• SOURCE RECORDS:
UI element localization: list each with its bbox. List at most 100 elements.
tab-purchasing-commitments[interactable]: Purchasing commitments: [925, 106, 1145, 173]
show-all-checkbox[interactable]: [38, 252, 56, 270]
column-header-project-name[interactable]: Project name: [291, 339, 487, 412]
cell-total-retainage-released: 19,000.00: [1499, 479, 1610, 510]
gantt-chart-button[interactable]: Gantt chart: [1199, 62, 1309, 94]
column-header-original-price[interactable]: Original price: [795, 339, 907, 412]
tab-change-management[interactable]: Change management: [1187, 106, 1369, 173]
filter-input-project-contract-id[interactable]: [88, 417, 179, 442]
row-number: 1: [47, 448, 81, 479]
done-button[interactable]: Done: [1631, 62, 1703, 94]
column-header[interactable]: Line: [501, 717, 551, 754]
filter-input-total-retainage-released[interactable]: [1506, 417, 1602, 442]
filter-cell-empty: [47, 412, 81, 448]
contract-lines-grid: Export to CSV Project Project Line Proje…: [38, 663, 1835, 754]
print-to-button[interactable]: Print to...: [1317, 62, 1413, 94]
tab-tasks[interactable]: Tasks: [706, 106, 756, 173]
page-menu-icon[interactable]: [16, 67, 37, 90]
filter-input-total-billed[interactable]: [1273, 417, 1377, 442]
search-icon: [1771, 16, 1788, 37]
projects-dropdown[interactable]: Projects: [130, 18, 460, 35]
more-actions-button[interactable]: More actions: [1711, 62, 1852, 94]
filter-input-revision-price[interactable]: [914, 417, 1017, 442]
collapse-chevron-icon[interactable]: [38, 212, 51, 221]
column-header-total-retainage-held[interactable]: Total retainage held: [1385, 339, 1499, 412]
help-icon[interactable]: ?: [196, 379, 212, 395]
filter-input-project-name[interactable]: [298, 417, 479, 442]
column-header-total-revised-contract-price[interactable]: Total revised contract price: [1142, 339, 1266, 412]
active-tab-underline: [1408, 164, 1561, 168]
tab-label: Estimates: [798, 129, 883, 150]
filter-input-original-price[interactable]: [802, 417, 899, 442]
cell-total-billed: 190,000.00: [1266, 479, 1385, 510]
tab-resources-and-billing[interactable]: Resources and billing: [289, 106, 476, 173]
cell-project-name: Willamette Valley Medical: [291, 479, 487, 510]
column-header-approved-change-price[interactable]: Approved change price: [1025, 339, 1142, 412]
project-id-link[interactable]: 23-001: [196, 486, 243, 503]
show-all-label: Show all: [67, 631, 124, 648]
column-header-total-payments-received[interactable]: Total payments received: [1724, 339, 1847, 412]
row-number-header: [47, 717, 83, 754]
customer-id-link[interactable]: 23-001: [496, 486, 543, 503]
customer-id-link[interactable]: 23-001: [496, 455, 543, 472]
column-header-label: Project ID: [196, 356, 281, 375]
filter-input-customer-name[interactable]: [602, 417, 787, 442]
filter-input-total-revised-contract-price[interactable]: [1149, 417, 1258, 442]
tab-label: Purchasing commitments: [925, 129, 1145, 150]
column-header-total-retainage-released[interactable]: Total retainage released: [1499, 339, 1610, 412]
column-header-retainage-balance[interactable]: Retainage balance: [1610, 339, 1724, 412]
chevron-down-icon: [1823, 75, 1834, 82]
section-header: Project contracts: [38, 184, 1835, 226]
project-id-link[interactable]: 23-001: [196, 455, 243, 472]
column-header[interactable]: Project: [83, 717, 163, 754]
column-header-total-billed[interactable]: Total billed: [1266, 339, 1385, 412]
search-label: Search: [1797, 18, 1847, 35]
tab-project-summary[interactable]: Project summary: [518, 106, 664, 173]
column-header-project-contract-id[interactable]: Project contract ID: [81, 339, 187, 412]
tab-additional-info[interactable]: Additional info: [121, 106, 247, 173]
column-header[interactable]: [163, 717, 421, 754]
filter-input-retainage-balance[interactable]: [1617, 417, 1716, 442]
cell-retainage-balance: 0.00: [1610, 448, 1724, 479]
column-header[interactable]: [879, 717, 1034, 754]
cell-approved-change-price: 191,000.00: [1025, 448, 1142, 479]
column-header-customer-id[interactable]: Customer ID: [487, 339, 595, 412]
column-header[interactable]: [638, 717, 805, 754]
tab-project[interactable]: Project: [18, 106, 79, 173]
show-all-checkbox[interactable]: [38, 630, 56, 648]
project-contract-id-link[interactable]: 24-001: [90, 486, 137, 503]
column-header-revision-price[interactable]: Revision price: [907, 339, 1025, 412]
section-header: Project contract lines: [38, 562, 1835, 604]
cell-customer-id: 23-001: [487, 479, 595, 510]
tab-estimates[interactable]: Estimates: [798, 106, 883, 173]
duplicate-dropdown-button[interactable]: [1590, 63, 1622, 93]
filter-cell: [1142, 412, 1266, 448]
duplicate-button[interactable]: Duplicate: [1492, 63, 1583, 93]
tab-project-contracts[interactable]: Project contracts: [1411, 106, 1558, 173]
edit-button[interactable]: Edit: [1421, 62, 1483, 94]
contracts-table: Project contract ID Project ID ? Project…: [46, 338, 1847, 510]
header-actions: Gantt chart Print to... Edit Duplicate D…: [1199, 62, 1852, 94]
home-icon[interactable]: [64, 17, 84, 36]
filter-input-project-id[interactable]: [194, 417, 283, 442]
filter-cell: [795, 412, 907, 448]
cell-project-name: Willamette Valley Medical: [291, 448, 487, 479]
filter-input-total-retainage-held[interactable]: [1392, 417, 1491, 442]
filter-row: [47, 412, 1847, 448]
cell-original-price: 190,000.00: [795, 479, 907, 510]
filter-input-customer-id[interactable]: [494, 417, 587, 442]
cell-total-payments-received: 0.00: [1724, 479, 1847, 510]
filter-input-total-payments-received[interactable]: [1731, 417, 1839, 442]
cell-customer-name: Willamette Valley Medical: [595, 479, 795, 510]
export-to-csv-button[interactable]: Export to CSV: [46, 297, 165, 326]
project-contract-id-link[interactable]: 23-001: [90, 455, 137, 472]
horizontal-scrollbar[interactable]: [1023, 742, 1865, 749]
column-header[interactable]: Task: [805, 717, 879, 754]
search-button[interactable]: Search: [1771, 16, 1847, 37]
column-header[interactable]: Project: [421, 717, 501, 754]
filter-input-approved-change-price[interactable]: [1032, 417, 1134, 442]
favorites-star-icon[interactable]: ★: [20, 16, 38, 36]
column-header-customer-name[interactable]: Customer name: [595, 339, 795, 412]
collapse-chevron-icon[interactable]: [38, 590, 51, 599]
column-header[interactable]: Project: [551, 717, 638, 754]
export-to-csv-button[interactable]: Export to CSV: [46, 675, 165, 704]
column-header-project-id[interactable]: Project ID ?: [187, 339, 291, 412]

--

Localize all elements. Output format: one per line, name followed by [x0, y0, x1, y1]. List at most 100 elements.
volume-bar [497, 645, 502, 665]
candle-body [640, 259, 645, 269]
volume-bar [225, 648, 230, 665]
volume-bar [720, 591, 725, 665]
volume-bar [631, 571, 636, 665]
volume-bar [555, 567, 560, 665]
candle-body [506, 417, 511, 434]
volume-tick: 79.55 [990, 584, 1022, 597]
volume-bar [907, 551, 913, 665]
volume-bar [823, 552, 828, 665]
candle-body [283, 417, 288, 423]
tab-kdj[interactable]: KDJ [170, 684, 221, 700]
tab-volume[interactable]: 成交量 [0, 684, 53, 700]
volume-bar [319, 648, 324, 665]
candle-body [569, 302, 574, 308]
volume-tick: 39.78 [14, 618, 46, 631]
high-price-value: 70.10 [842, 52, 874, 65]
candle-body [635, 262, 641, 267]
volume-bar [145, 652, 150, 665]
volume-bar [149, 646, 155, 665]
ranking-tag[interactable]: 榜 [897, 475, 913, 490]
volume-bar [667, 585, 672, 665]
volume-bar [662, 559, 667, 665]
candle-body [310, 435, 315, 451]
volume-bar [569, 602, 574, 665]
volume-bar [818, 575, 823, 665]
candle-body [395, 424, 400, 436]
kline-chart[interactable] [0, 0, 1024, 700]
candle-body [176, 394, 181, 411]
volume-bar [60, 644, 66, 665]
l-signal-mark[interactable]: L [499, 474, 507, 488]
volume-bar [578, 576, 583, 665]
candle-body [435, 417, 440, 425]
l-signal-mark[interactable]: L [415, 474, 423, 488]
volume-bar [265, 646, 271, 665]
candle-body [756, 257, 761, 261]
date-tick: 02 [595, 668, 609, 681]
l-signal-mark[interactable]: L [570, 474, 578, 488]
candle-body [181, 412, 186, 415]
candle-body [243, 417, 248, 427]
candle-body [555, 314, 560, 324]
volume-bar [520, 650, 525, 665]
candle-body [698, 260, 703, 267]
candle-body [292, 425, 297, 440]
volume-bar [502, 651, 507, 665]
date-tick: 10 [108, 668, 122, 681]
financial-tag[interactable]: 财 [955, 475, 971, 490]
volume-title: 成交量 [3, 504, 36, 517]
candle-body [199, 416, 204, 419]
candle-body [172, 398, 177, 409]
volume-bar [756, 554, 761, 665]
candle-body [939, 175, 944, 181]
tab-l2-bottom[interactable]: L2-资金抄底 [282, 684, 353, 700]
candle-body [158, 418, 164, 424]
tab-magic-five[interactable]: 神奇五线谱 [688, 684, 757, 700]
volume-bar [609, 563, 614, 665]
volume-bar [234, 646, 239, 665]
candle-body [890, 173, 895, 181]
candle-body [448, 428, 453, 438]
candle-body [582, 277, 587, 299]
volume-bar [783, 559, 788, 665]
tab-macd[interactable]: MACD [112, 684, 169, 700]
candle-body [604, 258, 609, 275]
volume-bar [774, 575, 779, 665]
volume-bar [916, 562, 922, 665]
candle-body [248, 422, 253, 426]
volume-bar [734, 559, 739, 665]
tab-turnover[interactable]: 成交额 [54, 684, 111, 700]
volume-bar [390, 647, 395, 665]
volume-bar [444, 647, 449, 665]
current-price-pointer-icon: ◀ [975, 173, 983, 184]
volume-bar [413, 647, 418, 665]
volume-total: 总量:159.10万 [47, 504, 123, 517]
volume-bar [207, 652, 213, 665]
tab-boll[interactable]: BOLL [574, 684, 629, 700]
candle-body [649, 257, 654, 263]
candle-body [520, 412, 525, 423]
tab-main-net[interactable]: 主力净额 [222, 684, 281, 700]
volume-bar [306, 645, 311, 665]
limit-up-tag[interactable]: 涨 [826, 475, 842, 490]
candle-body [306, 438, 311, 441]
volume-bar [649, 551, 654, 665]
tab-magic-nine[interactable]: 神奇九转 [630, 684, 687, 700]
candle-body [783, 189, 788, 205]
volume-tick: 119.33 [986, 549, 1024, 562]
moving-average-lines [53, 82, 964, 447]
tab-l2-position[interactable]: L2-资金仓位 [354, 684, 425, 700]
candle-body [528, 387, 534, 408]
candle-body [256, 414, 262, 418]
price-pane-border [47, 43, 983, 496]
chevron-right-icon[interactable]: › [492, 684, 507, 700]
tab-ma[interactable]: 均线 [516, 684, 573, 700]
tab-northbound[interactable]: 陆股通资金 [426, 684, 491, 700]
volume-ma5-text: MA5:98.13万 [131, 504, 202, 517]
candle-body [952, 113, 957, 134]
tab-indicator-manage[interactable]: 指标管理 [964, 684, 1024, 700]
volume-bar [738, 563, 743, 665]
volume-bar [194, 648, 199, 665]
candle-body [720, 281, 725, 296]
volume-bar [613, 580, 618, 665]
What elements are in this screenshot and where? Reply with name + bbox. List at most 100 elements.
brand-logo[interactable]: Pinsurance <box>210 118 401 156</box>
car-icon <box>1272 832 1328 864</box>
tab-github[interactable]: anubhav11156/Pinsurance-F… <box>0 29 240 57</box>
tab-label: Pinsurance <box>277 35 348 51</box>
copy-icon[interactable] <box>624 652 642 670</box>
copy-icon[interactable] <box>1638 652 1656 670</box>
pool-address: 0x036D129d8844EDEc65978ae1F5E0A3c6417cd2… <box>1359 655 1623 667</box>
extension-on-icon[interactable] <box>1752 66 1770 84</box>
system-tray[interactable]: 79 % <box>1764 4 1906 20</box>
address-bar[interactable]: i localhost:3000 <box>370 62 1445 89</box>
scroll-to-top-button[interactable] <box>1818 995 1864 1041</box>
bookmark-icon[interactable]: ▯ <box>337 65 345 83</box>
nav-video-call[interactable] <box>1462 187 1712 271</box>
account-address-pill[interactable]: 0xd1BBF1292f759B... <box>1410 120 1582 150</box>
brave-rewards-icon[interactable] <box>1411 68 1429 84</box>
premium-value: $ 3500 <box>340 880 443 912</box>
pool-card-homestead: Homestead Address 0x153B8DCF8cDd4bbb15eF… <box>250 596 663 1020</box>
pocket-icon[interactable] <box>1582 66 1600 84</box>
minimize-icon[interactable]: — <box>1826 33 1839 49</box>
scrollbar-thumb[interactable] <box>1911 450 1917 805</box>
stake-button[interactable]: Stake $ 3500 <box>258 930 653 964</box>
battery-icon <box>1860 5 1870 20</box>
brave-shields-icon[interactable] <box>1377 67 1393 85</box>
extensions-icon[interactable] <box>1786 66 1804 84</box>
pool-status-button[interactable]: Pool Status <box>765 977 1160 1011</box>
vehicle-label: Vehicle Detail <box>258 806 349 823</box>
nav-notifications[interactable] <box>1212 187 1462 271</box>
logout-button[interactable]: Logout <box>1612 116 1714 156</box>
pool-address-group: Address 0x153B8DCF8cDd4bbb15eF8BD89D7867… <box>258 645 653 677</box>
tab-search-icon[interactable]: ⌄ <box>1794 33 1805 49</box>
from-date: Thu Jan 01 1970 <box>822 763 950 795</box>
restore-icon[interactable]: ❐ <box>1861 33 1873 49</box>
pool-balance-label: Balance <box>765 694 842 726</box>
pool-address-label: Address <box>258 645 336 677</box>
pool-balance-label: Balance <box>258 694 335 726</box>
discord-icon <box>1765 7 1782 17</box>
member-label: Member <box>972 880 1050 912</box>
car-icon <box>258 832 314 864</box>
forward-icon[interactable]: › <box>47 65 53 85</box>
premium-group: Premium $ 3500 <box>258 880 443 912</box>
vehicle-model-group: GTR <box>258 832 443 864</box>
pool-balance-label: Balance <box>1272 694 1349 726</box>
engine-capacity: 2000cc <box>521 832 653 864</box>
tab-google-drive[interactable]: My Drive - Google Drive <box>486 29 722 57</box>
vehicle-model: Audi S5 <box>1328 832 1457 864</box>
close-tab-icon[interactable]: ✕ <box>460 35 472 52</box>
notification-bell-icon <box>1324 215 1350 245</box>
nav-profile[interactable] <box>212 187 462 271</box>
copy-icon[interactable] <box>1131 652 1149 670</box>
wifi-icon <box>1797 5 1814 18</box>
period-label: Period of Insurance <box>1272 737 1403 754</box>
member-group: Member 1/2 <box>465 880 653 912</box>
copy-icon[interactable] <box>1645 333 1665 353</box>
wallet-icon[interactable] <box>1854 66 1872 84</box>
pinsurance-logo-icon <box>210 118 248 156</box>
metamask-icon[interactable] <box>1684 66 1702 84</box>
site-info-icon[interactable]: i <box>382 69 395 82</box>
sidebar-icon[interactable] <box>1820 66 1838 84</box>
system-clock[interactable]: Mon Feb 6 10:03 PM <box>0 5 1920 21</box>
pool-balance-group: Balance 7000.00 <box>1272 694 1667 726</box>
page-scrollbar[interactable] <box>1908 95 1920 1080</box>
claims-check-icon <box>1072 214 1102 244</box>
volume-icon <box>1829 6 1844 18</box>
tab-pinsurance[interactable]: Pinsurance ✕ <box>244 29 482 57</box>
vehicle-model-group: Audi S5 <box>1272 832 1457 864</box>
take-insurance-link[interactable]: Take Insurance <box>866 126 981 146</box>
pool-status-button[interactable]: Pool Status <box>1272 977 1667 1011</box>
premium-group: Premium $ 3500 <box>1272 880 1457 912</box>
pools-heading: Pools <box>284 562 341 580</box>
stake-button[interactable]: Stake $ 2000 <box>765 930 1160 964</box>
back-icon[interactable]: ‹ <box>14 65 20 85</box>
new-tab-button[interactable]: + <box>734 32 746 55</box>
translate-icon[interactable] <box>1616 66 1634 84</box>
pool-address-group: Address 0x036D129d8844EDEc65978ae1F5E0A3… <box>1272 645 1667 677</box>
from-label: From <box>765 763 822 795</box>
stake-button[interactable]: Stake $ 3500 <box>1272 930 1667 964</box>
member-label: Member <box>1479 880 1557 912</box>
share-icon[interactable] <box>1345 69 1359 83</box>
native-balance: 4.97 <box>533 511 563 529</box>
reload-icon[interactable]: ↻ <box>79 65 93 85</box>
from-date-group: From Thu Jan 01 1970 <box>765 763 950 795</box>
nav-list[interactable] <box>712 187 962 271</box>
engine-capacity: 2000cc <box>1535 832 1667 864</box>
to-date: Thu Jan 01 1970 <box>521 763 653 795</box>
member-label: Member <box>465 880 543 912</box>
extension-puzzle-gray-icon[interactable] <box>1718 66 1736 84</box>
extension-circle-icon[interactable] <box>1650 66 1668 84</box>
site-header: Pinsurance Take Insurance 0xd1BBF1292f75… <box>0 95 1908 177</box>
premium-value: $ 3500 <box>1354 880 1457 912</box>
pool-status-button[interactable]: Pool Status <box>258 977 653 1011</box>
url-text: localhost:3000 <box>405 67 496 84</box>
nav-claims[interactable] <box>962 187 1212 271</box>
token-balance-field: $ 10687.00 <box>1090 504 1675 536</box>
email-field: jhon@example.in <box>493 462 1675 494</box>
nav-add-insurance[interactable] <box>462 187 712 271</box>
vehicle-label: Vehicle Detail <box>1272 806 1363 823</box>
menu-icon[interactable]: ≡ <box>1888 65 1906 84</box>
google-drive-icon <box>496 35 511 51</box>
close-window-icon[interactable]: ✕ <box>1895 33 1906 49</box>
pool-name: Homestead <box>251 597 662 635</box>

...

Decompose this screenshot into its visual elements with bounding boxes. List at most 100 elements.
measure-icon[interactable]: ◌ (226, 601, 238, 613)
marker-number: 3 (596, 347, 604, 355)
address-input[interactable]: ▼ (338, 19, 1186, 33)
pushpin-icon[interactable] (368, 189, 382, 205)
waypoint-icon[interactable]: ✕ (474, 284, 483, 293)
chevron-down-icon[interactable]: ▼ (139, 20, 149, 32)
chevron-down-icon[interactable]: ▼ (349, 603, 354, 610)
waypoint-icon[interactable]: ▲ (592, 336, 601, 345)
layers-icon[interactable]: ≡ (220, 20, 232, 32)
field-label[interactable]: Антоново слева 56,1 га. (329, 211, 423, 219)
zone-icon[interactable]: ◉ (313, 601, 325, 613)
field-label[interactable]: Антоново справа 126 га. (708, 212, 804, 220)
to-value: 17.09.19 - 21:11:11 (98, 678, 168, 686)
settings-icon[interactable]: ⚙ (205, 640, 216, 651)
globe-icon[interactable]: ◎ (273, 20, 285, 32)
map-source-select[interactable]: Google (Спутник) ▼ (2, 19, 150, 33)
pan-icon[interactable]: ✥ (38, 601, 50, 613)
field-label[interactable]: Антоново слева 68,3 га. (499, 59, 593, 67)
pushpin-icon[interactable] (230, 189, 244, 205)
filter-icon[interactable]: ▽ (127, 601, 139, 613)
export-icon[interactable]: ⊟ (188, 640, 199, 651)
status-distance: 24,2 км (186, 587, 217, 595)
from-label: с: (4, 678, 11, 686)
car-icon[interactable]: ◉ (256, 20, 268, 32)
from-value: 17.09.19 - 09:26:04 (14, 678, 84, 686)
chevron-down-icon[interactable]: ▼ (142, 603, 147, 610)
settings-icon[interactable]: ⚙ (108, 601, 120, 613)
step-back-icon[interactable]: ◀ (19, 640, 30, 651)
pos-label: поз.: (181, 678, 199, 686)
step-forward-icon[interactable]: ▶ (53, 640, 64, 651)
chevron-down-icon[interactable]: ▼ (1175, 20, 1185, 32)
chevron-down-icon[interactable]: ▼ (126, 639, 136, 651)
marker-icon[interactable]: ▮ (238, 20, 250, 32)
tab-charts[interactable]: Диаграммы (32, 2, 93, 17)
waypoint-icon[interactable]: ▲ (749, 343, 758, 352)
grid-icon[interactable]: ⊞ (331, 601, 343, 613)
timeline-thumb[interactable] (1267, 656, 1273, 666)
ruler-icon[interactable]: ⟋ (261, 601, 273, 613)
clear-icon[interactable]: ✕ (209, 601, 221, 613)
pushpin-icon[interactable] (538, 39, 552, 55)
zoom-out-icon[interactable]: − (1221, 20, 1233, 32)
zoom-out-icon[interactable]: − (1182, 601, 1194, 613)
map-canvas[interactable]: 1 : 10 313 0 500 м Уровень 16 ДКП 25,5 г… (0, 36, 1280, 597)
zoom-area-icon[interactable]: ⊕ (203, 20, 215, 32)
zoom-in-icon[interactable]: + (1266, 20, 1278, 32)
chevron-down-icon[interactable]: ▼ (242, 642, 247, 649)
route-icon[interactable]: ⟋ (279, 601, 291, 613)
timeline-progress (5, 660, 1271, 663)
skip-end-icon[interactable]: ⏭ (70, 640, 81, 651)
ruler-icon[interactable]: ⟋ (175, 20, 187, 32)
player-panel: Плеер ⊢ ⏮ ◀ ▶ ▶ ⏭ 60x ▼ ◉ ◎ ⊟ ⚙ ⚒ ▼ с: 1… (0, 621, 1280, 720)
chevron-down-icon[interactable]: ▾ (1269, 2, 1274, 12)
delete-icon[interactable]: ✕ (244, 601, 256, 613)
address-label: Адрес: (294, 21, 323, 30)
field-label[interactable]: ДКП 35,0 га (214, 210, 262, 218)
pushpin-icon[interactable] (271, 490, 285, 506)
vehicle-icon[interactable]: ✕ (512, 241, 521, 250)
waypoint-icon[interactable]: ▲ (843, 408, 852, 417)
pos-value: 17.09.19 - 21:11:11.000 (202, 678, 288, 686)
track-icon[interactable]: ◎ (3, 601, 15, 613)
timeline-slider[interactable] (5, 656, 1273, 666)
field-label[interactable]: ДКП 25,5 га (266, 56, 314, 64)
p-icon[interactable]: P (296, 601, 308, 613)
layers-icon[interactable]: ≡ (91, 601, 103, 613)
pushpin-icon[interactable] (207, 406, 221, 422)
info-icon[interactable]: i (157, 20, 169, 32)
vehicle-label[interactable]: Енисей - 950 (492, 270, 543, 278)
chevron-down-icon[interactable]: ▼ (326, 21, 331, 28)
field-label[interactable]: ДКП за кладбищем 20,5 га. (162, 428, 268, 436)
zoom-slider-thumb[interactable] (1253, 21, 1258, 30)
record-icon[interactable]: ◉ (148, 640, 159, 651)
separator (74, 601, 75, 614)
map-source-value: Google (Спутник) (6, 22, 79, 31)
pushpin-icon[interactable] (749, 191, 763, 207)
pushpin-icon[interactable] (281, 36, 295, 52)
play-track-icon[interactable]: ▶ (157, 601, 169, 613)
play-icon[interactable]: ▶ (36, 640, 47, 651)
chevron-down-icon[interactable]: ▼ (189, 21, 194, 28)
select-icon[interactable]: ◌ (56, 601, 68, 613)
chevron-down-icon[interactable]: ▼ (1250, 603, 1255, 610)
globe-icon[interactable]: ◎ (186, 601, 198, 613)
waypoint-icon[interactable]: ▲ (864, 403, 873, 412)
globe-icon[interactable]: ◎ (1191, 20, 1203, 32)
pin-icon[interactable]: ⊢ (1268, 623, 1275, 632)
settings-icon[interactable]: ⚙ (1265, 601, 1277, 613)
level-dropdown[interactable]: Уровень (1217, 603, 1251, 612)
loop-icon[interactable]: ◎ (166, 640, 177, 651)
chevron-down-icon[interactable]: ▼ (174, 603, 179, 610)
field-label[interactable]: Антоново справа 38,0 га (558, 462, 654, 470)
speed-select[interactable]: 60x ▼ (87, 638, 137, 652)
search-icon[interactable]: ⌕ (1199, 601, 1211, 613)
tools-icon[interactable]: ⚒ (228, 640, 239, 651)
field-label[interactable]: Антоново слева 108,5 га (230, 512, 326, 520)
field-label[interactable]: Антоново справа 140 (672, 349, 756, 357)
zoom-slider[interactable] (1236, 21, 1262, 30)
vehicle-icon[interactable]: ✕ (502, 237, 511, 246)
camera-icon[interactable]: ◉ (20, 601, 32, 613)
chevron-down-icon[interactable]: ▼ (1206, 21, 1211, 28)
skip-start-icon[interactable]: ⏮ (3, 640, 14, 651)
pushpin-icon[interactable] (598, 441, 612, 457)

• YOUR INSTRUCTIONS: Copy out the entries above verbatim, starting with the line that contains "Localize all elements." and ending with the line that contains "volume-bar [60, 644, 66, 665]", both included.

• ANSWER TO THIS TASK:
Localize all elements. Output format: one per line, name followed by [x0, y0, x1, y1]. List at most 100 elements.
volume-bar [497, 645, 502, 665]
candle-body [640, 259, 645, 269]
volume-bar [225, 648, 230, 665]
volume-bar [720, 591, 725, 665]
volume-bar [631, 571, 636, 665]
volume-bar [555, 567, 560, 665]
candle-body [506, 417, 511, 434]
volume-tick: 79.55 [990, 584, 1022, 597]
volume-bar [907, 551, 913, 665]
volume-bar [823, 552, 828, 665]
candle-body [283, 417, 288, 423]
tab-kdj[interactable]: KDJ [170, 684, 221, 700]
tab-volume[interactable]: 成交量 [0, 684, 53, 700]
volume-bar [319, 648, 324, 665]
candle-body [569, 302, 574, 308]
volume-tick: 39.78 [14, 618, 46, 631]
high-price-value: 70.10 [842, 52, 874, 65]
candle-body [635, 262, 641, 267]
volume-bar [145, 652, 150, 665]
volume-bar [149, 646, 155, 665]
ranking-tag[interactable]: 榜 [897, 475, 913, 490]
volume-bar [667, 585, 672, 665]
volume-bar [662, 559, 667, 665]
candle-body [310, 435, 315, 451]
volume-bar [569, 602, 574, 665]
volume-bar [818, 575, 823, 665]
candle-body [395, 424, 400, 436]
kline-chart[interactable] [0, 0, 1024, 700]
candle-body [176, 394, 181, 411]
volume-bar [60, 644, 66, 665]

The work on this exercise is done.